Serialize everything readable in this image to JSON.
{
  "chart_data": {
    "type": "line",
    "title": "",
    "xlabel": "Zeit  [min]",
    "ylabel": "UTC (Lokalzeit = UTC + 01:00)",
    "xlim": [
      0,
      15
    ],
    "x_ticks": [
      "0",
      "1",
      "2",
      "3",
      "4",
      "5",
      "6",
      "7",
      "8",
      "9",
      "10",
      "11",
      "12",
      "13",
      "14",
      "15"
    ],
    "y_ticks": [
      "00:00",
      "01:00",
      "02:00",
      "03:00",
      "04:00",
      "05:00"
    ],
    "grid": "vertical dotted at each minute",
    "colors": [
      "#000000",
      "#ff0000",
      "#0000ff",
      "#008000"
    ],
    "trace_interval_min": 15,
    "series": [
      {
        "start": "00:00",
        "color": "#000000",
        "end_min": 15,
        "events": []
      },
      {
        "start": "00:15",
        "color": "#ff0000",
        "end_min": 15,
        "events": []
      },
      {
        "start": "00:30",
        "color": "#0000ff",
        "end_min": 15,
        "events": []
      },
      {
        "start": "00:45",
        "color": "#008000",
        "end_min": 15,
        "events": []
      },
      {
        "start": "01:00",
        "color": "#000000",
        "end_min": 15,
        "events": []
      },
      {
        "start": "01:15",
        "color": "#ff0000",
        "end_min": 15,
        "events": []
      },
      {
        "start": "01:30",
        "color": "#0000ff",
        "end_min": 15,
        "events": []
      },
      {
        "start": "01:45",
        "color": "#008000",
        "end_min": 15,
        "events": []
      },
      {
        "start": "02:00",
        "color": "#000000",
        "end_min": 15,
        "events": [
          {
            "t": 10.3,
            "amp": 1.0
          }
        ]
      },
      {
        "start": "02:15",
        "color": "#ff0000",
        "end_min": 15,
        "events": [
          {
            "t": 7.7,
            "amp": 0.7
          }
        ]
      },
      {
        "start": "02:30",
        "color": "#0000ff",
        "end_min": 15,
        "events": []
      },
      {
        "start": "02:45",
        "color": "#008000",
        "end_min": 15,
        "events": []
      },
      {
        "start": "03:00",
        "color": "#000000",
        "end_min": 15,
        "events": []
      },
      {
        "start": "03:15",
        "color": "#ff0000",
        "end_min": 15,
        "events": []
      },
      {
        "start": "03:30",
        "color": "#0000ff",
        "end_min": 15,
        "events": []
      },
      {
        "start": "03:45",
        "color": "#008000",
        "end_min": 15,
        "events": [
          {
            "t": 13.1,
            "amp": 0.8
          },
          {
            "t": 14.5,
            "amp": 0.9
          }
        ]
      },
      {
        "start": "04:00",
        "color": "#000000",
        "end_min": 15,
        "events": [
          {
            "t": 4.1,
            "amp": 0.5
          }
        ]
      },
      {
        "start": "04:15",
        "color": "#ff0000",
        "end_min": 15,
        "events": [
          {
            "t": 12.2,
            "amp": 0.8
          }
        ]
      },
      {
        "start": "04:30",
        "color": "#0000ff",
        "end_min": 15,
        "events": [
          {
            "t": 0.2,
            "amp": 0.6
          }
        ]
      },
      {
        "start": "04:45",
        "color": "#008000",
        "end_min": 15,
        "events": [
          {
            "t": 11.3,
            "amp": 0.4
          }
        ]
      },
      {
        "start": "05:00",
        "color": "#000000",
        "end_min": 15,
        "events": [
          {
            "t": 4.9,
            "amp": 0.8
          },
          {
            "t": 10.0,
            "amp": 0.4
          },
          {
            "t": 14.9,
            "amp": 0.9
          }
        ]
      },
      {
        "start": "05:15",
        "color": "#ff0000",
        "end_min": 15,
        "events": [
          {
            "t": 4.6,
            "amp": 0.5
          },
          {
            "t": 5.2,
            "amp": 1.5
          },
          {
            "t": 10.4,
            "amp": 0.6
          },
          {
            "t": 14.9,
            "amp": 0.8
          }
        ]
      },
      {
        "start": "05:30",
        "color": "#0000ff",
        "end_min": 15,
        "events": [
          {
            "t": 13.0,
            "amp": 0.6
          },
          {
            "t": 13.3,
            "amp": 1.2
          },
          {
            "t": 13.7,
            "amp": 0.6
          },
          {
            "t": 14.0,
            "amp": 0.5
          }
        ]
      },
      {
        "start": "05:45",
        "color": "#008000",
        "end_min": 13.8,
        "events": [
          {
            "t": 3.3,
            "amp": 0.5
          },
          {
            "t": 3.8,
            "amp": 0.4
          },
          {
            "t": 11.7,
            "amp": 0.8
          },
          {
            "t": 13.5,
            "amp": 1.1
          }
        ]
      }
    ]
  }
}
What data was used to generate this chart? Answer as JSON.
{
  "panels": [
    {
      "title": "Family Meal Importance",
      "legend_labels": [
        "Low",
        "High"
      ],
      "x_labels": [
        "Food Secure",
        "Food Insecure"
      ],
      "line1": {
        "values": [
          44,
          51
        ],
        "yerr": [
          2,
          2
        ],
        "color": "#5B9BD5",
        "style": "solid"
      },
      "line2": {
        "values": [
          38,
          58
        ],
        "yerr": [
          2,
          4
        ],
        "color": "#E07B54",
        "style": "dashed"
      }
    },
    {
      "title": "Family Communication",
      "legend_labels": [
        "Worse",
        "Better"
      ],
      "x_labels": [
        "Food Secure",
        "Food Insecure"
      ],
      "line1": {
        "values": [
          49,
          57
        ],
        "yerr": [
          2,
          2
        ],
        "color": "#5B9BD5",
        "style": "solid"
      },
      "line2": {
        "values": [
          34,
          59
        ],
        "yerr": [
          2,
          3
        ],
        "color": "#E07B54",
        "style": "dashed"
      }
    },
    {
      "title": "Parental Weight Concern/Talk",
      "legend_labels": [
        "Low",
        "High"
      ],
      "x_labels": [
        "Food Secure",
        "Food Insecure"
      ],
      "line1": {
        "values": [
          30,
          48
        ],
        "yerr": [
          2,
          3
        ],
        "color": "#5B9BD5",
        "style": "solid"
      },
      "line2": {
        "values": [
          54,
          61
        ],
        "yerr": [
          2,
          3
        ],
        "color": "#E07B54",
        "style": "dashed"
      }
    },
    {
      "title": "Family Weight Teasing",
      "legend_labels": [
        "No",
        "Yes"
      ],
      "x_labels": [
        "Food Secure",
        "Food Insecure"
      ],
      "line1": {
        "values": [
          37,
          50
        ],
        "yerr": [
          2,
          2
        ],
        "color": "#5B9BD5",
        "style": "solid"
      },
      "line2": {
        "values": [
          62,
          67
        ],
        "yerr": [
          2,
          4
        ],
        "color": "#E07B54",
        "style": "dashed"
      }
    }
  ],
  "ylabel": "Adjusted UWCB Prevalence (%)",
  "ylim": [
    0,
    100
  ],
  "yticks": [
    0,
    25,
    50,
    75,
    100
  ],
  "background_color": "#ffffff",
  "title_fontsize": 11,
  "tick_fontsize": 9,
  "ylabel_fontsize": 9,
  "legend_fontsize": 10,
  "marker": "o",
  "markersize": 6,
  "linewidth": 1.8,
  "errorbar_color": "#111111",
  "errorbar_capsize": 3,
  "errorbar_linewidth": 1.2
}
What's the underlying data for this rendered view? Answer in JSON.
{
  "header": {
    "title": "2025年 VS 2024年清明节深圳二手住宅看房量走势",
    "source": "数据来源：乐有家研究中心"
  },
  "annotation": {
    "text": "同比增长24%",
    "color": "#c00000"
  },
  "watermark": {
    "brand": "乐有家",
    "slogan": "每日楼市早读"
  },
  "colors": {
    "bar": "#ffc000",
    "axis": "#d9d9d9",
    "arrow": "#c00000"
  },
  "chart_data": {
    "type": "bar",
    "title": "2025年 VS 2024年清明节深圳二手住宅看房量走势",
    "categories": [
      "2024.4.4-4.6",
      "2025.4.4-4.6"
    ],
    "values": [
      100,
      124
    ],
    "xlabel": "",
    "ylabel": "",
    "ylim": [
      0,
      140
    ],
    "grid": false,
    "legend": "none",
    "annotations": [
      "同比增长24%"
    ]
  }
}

====================

Stated problem:
Go through the records and copy each line with "Family" in it.

Response:
      "title": "Family Meal Importance",
      "title": "Family Communication",
      "title": "Family Weight Teasing",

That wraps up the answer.